### Data for processing
------------------------------------

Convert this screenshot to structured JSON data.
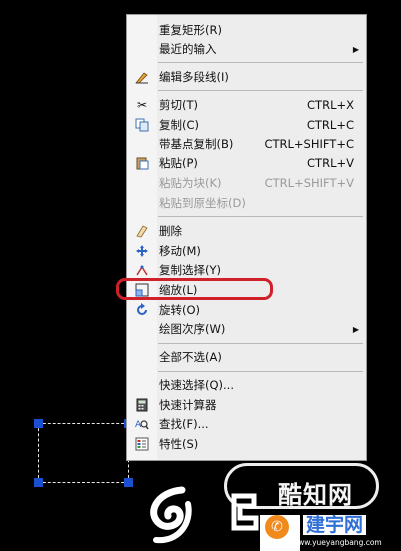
{
  "menu": {
    "items": [
      {
        "label": "重复矩形(R)",
        "shortcut": "",
        "submenu": false,
        "icon": "",
        "disabled": false
      },
      {
        "label": "最近的输入",
        "shortcut": "",
        "submenu": true,
        "icon": "",
        "disabled": false
      },
      {
        "label": "编辑多段线(I)",
        "shortcut": "",
        "submenu": false,
        "icon": "polyline-edit-icon",
        "disabled": false
      },
      {
        "label": "剪切(T)",
        "shortcut": "CTRL+X",
        "submenu": false,
        "icon": "scissors-icon",
        "disabled": false
      },
      {
        "label": "复制(C)",
        "shortcut": "CTRL+C",
        "submenu": false,
        "icon": "copy-icon",
        "disabled": false
      },
      {
        "label": "带基点复制(B)",
        "shortcut": "CTRL+SHIFT+C",
        "submenu": false,
        "icon": "",
        "disabled": false
      },
      {
        "label": "粘贴(P)",
        "shortcut": "CTRL+V",
        "submenu": false,
        "icon": "paste-icon",
        "disabled": false
      },
      {
        "label": "粘贴为块(K)",
        "shortcut": "CTRL+SHIFT+V",
        "submenu": false,
        "icon": "",
        "disabled": true
      },
      {
        "label": "粘贴到原坐标(D)",
        "shortcut": "",
        "submenu": false,
        "icon": "",
        "disabled": true
      },
      {
        "label": "删除",
        "shortcut": "",
        "submenu": false,
        "icon": "eraser-icon",
        "disabled": false
      },
      {
        "label": "移动(M)",
        "shortcut": "",
        "submenu": false,
        "icon": "move-icon",
        "disabled": false
      },
      {
        "label": "复制选择(Y)",
        "shortcut": "",
        "submenu": false,
        "icon": "copy-selection-icon",
        "disabled": false
      },
      {
        "label": "缩放(L)",
        "shortcut": "",
        "submenu": false,
        "icon": "scale-icon",
        "disabled": false
      },
      {
        "label": "旋转(O)",
        "shortcut": "",
        "submenu": false,
        "icon": "rotate-icon",
        "disabled": false
      },
      {
        "label": "绘图次序(W)",
        "shortcut": "",
        "submenu": true,
        "icon": "",
        "disabled": false
      },
      {
        "label": "全部不选(A)",
        "shortcut": "",
        "submenu": false,
        "icon": "",
        "disabled": false
      },
      {
        "label": "快速选择(Q)...",
        "shortcut": "",
        "submenu": false,
        "icon": "",
        "disabled": false
      },
      {
        "label": "快速计算器",
        "shortcut": "",
        "submenu": false,
        "icon": "calculator-icon",
        "disabled": false
      },
      {
        "label": "查找(F)...",
        "shortcut": "",
        "submenu": false,
        "icon": "find-icon",
        "disabled": false
      },
      {
        "label": "特性(S)",
        "shortcut": "",
        "submenu": false,
        "icon": "properties-icon",
        "disabled": false
      }
    ]
  },
  "watermark": {
    "badge_text": "酷知网",
    "site_name": "建宇网",
    "site_url": "www.yueyangbang.com"
  },
  "colors": {
    "highlight": "#d0202a",
    "grip": "#1a4fd0",
    "menu_bg": "#ededed"
  }
}
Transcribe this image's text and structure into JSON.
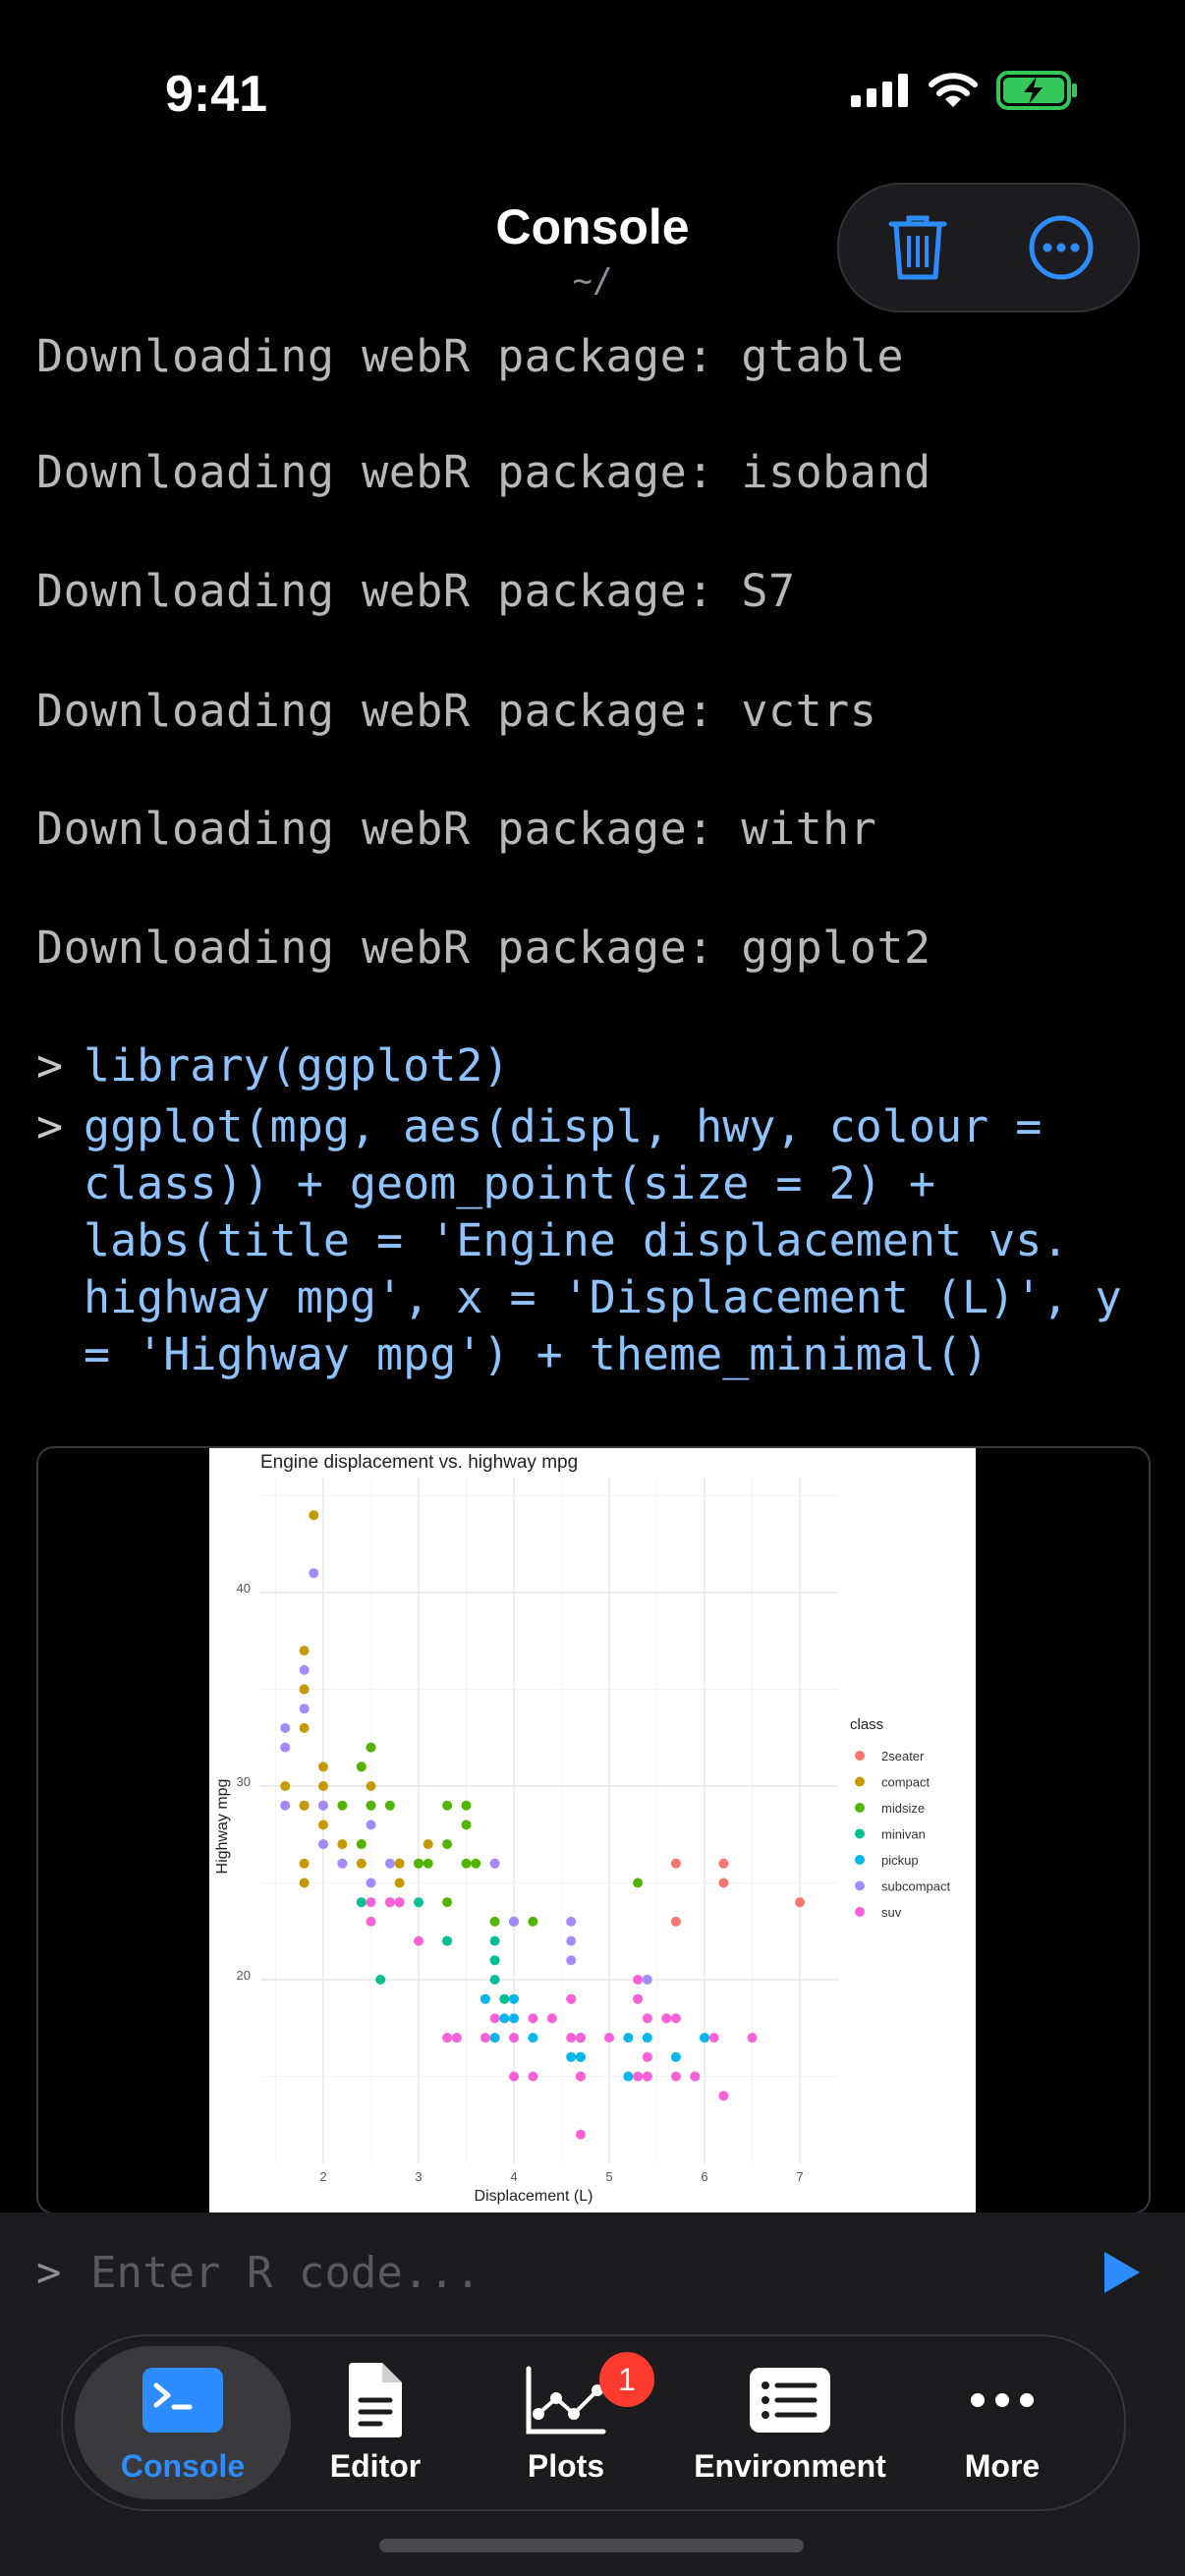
{
  "status": {
    "time": "9:41"
  },
  "nav": {
    "title": "Console",
    "subtitle": "~/"
  },
  "console": {
    "output_lines": [
      "Downloading webR package: gtable",
      "Downloading webR package: isoband",
      "Downloading webR package: S7",
      "Downloading webR package: vctrs",
      "Downloading webR package: withr",
      "Downloading webR package: ggplot2"
    ],
    "prompt_symbol": ">",
    "commands": [
      "library(ggplot2)",
      "ggplot(mpg, aes(displ, hwy, colour = class)) + geom_point(size = 2) + labs(title = 'Engine displacement vs. highway mpg', x = 'Displacement (L)', y = 'Highway mpg') + theme_minimal()"
    ]
  },
  "plot": {
    "title": "Engine displacement vs. highway mpg",
    "xlabel": "Displacement (L)",
    "ylabel": "Highway mpg",
    "x_ticks": [
      "2",
      "3",
      "4",
      "5",
      "6",
      "7"
    ],
    "y_ticks": [
      "20",
      "30",
      "40"
    ],
    "legend_title": "class",
    "legend": [
      {
        "name": "2seater",
        "color": "#F8766D"
      },
      {
        "name": "compact",
        "color": "#C49A00"
      },
      {
        "name": "midsize",
        "color": "#53B400"
      },
      {
        "name": "minivan",
        "color": "#00C094"
      },
      {
        "name": "pickup",
        "color": "#00B6EB"
      },
      {
        "name": "subcompact",
        "color": "#A58AFF"
      },
      {
        "name": "suv",
        "color": "#FB61D7"
      }
    ]
  },
  "chart_data": {
    "type": "scatter",
    "title": "Engine displacement vs. highway mpg",
    "xlabel": "Displacement (L)",
    "ylabel": "Highway mpg",
    "xlim": [
      1.6,
      7.0
    ],
    "ylim": [
      12,
      44
    ],
    "grid": true,
    "legend_position": "right",
    "series": [
      {
        "name": "2seater",
        "points": [
          [
            5.7,
            26
          ],
          [
            5.7,
            23
          ],
          [
            6.2,
            26
          ],
          [
            6.2,
            25
          ],
          [
            7.0,
            24
          ]
        ]
      },
      {
        "name": "compact",
        "points": [
          [
            1.8,
            29
          ],
          [
            1.8,
            29
          ],
          [
            2.0,
            31
          ],
          [
            2.0,
            30
          ],
          [
            2.8,
            26
          ],
          [
            2.8,
            26
          ],
          [
            3.1,
            27
          ],
          [
            1.8,
            26
          ],
          [
            1.8,
            25
          ],
          [
            2.0,
            28
          ],
          [
            2.0,
            27
          ],
          [
            2.8,
            25
          ],
          [
            1.9,
            44
          ],
          [
            2.0,
            29
          ],
          [
            2.5,
            30
          ],
          [
            2.5,
            32
          ],
          [
            2.2,
            27
          ],
          [
            2.4,
            26
          ],
          [
            2.4,
            27
          ],
          [
            2.5,
            29
          ],
          [
            2.7,
            24
          ],
          [
            1.8,
            33
          ],
          [
            1.8,
            35
          ],
          [
            1.8,
            37
          ],
          [
            1.8,
            35
          ],
          [
            2.2,
            26
          ],
          [
            2.4,
            31
          ],
          [
            1.6,
            30
          ]
        ]
      },
      {
        "name": "midsize",
        "points": [
          [
            2.4,
            27
          ],
          [
            2.5,
            29
          ],
          [
            3.0,
            26
          ],
          [
            3.1,
            26
          ],
          [
            3.3,
            24
          ],
          [
            3.5,
            26
          ],
          [
            3.5,
            29
          ],
          [
            3.6,
            26
          ],
          [
            3.8,
            26
          ],
          [
            2.7,
            29
          ],
          [
            2.4,
            31
          ],
          [
            2.5,
            32
          ],
          [
            3.3,
            29
          ],
          [
            3.3,
            27
          ],
          [
            3.5,
            28
          ],
          [
            3.8,
            23
          ],
          [
            4.0,
            23
          ],
          [
            4.2,
            23
          ],
          [
            5.3,
            25
          ],
          [
            2.8,
            24
          ],
          [
            2.2,
            29
          ],
          [
            3.0,
            26
          ]
        ]
      },
      {
        "name": "minivan",
        "points": [
          [
            2.4,
            24
          ],
          [
            3.0,
            24
          ],
          [
            3.3,
            22
          ],
          [
            3.3,
            22
          ],
          [
            3.8,
            22
          ],
          [
            3.8,
            21
          ],
          [
            4.0,
            23
          ],
          [
            2.6,
            20
          ],
          [
            3.8,
            20
          ],
          [
            3.9,
            19
          ],
          [
            4.0,
            17
          ]
        ]
      },
      {
        "name": "pickup",
        "points": [
          [
            3.7,
            19
          ],
          [
            3.9,
            18
          ],
          [
            4.7,
            17
          ],
          [
            4.7,
            16
          ],
          [
            5.2,
            15
          ],
          [
            5.7,
            16
          ],
          [
            5.9,
            15
          ],
          [
            4.0,
            19
          ],
          [
            4.7,
            17
          ],
          [
            5.4,
            15
          ],
          [
            3.4,
            17
          ],
          [
            4.0,
            18
          ],
          [
            4.6,
            16
          ],
          [
            5.4,
            17
          ],
          [
            6.0,
            17
          ],
          [
            3.8,
            17
          ],
          [
            4.2,
            17
          ],
          [
            4.7,
            16
          ],
          [
            5.2,
            17
          ]
        ]
      },
      {
        "name": "subcompact",
        "points": [
          [
            1.6,
            33
          ],
          [
            1.6,
            32
          ],
          [
            1.8,
            36
          ],
          [
            1.8,
            34
          ],
          [
            1.9,
            41
          ],
          [
            2.0,
            29
          ],
          [
            2.0,
            27
          ],
          [
            2.2,
            26
          ],
          [
            2.5,
            25
          ],
          [
            2.5,
            28
          ],
          [
            2.7,
            26
          ],
          [
            3.8,
            26
          ],
          [
            4.0,
            23
          ],
          [
            4.6,
            23
          ],
          [
            4.6,
            22
          ],
          [
            4.6,
            21
          ],
          [
            4.6,
            19
          ],
          [
            5.4,
            20
          ],
          [
            1.6,
            29
          ],
          [
            2.0,
            29
          ]
        ]
      },
      {
        "name": "suv",
        "points": [
          [
            2.5,
            23
          ],
          [
            3.0,
            22
          ],
          [
            3.3,
            17
          ],
          [
            3.4,
            17
          ],
          [
            3.7,
            17
          ],
          [
            4.0,
            17
          ],
          [
            4.0,
            15
          ],
          [
            4.2,
            18
          ],
          [
            4.4,
            18
          ],
          [
            4.6,
            19
          ],
          [
            4.7,
            17
          ],
          [
            4.7,
            15
          ],
          [
            5.3,
            20
          ],
          [
            5.3,
            19
          ],
          [
            5.4,
            18
          ],
          [
            5.6,
            18
          ],
          [
            5.7,
            18
          ],
          [
            5.9,
            15
          ],
          [
            6.1,
            17
          ],
          [
            6.2,
            14
          ],
          [
            6.5,
            17
          ],
          [
            4.7,
            12
          ],
          [
            5.3,
            15
          ],
          [
            5.0,
            17
          ],
          [
            4.6,
            17
          ],
          [
            5.4,
            15
          ],
          [
            5.7,
            15
          ],
          [
            2.7,
            24
          ],
          [
            5.4,
            16
          ],
          [
            4.7,
            15
          ],
          [
            3.8,
            18
          ],
          [
            2.5,
            24
          ],
          [
            4.2,
            15
          ],
          [
            2.8,
            24
          ]
        ]
      }
    ]
  },
  "input": {
    "prompt": ">",
    "placeholder": "Enter R code..."
  },
  "tabs": [
    {
      "label": "Console",
      "active": true
    },
    {
      "label": "Editor"
    },
    {
      "label": "Plots",
      "badge": "1"
    },
    {
      "label": "Environment"
    },
    {
      "label": "More"
    }
  ],
  "colors": {
    "accent": "#2D8CFF",
    "badge": "#FF3B30",
    "battery": "#34C759"
  }
}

------------------------------------

### Your objective
All lines above containing the string "class" are to be collected.

### Written answer
      "ggplot(mpg, aes(displ, hwy, colour = class)) + geom_point(size = 2) + labs(title = 'Engine displacement vs. highway mpg', x = 'Displacement (L)', y = 'Highway mpg') + theme_minimal()"
    "legend_title": "class",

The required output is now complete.